## WHAT TO WORK ON
Extract the full set of records, then give each one again exactly.
--- RECORDED INFORMATION ---
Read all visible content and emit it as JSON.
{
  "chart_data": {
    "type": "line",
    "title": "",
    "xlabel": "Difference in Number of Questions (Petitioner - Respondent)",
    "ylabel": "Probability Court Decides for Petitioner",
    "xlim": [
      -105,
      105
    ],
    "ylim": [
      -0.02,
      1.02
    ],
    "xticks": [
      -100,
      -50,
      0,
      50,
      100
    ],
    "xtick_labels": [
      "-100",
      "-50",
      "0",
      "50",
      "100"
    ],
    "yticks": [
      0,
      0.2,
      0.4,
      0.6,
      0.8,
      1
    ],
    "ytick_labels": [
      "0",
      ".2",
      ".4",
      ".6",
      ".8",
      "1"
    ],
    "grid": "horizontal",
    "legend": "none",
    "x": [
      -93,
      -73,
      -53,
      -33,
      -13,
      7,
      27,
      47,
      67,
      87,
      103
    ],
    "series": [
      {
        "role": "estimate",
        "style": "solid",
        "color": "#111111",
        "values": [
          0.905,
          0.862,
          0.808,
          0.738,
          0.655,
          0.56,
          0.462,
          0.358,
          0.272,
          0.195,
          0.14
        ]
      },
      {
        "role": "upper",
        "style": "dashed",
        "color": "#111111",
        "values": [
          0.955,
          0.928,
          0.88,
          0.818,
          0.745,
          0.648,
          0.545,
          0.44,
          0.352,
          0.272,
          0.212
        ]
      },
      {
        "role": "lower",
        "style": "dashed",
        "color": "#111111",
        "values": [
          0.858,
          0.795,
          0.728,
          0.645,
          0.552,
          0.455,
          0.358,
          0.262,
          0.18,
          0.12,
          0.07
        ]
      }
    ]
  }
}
---
## EXPECTED ANSWER
Read all visible content and emit it as JSON.
{
  "chart_data": {
    "type": "line",
    "title": "",
    "xlabel": "Difference in Number of Questions (Petitioner - Respondent)",
    "ylabel": "Probability Court Decides for Petitioner",
    "xlim": [
      -105,
      105
    ],
    "ylim": [
      -0.02,
      1.02
    ],
    "xticks": [
      -100,
      -50,
      0,
      50,
      100
    ],
    "xtick_labels": [
      "-100",
      "-50",
      "0",
      "50",
      "100"
    ],
    "yticks": [
      0,
      0.2,
      0.4,
      0.6,
      0.8,
      1
    ],
    "ytick_labels": [
      "0",
      ".2",
      ".4",
      ".6",
      ".8",
      "1"
    ],
    "grid": "horizontal",
    "legend": "none",
    "x": [
      -93,
      -73,
      -53,
      -33,
      -13,
      7,
      27,
      47,
      67,
      87,
      103
    ],
    "series": [
      {
        "role": "estimate",
        "style": "solid",
        "color": "#111111",
        "values": [
          0.905,
          0.862,
          0.808,
          0.738,
          0.655,
          0.56,
          0.462,
          0.358,
          0.272,
          0.195,
          0.14
        ]
      },
      {
        "role": "upper",
        "style": "dashed",
        "color": "#111111",
        "values": [
          0.955,
          0.928,
          0.88,
          0.818,
          0.745,
          0.648,
          0.545,
          0.44,
          0.352,
          0.272,
          0.212
        ]
      },
      {
        "role": "lower",
        "style": "dashed",
        "color": "#111111",
        "values": [
          0.858,
          0.795,
          0.728,
          0.645,
          0.552,
          0.455,
          0.358,
          0.262,
          0.18,
          0.12,
          0.07
        ]
      }
    ]
  }
}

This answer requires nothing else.